** start Exercise materials **
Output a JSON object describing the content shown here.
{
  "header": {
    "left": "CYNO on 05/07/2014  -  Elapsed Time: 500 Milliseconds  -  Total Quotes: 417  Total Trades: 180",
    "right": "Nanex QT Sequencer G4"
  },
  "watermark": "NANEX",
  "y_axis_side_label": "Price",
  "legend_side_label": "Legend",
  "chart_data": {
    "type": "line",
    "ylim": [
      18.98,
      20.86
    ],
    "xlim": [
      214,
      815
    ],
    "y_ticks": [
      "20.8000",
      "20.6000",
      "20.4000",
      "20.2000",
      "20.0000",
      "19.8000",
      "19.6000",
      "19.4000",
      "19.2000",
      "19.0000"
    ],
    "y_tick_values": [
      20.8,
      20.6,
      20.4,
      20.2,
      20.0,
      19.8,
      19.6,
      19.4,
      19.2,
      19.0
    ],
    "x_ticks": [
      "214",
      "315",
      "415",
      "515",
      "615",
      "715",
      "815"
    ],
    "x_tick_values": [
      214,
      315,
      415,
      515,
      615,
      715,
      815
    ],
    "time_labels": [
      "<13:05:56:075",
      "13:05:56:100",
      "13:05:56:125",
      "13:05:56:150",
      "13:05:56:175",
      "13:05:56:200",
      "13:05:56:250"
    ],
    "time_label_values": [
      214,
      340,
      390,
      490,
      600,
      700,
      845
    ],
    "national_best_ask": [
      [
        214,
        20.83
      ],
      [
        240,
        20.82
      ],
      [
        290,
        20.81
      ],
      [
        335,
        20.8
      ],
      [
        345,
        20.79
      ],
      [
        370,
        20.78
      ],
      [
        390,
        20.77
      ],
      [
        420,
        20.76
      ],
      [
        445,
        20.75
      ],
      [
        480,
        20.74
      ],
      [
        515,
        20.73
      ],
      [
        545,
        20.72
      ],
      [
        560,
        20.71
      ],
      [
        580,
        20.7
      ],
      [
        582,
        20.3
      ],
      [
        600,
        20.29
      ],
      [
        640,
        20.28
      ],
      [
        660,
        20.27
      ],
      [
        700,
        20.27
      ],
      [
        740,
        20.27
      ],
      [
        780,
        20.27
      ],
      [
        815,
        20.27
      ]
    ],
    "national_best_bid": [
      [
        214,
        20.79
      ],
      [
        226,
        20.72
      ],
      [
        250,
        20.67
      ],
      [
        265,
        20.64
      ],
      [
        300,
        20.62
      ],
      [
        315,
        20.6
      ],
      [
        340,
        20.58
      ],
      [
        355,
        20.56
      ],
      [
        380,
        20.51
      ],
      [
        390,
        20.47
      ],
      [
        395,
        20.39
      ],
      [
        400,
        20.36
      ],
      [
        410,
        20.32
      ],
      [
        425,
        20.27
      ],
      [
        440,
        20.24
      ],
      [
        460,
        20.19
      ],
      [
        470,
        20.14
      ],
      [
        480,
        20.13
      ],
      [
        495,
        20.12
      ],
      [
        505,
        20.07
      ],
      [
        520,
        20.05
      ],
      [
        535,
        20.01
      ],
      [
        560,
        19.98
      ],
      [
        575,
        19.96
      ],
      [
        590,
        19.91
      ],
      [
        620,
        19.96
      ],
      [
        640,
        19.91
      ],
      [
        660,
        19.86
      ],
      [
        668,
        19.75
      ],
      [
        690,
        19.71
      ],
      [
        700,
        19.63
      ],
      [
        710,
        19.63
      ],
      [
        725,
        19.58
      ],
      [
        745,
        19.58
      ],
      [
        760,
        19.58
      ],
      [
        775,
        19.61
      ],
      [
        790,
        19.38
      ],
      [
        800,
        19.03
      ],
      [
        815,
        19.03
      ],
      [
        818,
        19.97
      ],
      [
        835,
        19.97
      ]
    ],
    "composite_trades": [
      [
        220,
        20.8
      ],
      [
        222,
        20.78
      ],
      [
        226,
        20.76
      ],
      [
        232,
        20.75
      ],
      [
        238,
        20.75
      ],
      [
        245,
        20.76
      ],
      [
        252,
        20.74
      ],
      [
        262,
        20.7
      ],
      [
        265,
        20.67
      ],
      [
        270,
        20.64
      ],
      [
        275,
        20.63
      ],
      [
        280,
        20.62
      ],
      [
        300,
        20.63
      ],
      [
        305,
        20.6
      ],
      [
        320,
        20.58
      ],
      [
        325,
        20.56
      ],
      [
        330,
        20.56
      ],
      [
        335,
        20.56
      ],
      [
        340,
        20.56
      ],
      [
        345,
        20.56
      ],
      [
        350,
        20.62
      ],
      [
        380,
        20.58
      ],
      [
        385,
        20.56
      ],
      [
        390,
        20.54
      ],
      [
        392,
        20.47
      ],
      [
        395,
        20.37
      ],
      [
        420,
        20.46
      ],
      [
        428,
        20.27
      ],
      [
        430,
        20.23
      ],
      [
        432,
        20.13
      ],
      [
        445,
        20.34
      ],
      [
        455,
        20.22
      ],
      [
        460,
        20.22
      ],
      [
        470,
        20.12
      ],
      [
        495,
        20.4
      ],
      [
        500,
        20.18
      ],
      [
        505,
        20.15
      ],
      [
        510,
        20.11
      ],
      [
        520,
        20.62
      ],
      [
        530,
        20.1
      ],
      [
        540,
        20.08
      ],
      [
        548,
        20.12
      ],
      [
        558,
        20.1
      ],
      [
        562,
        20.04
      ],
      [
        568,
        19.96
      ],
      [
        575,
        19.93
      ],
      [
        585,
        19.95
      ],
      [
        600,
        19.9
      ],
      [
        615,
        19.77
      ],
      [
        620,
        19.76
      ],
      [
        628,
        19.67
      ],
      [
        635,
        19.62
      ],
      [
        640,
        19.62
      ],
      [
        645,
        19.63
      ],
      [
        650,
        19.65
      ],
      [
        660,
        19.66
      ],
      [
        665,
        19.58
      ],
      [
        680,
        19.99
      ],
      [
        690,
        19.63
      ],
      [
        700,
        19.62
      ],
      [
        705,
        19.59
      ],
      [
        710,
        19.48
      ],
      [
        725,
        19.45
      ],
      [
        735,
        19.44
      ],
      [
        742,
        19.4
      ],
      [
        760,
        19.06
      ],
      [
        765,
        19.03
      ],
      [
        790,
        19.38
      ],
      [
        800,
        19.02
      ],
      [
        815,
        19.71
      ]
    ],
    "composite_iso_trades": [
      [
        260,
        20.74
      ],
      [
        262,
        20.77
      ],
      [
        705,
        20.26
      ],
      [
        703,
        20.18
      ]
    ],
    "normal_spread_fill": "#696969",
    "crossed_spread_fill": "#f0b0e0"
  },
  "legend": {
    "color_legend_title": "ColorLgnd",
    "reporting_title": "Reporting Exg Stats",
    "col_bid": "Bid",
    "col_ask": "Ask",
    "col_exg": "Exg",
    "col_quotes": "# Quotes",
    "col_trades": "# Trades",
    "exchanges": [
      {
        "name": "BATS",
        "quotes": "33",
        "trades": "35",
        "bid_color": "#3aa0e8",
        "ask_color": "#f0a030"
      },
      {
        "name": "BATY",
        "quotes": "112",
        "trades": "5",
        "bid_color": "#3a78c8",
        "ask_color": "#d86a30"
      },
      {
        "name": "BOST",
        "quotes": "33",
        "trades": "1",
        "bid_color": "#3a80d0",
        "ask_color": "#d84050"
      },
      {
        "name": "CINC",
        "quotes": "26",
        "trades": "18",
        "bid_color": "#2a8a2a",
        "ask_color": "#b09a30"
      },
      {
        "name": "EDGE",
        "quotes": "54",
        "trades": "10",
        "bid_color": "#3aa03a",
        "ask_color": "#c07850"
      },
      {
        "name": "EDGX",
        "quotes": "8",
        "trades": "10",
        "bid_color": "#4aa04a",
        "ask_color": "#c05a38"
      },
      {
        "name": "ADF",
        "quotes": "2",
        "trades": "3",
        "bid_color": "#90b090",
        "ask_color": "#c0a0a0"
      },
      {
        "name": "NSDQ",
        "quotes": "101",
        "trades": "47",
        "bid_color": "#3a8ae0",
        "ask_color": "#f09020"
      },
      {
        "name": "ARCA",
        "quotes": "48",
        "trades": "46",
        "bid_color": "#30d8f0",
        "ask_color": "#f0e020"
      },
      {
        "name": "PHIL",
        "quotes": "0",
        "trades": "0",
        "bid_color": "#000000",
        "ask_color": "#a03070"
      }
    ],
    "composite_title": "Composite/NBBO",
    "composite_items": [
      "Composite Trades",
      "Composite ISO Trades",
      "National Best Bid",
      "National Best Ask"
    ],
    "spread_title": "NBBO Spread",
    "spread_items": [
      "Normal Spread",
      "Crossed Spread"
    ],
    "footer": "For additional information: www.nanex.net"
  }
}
** end Exercise materials **
__To be done__
Gather every line containing the word "name" and copy it.

__Written answer__
        "name": "BATS",
        "name": "BATY",
        "name": "BOST",
        "name": "CINC",
        "name": "EDGE",
        "name": "EDGX",
        "name": "ADF",
        "name": "NSDQ",
        "name": "ARCA",
        "name": "PHIL",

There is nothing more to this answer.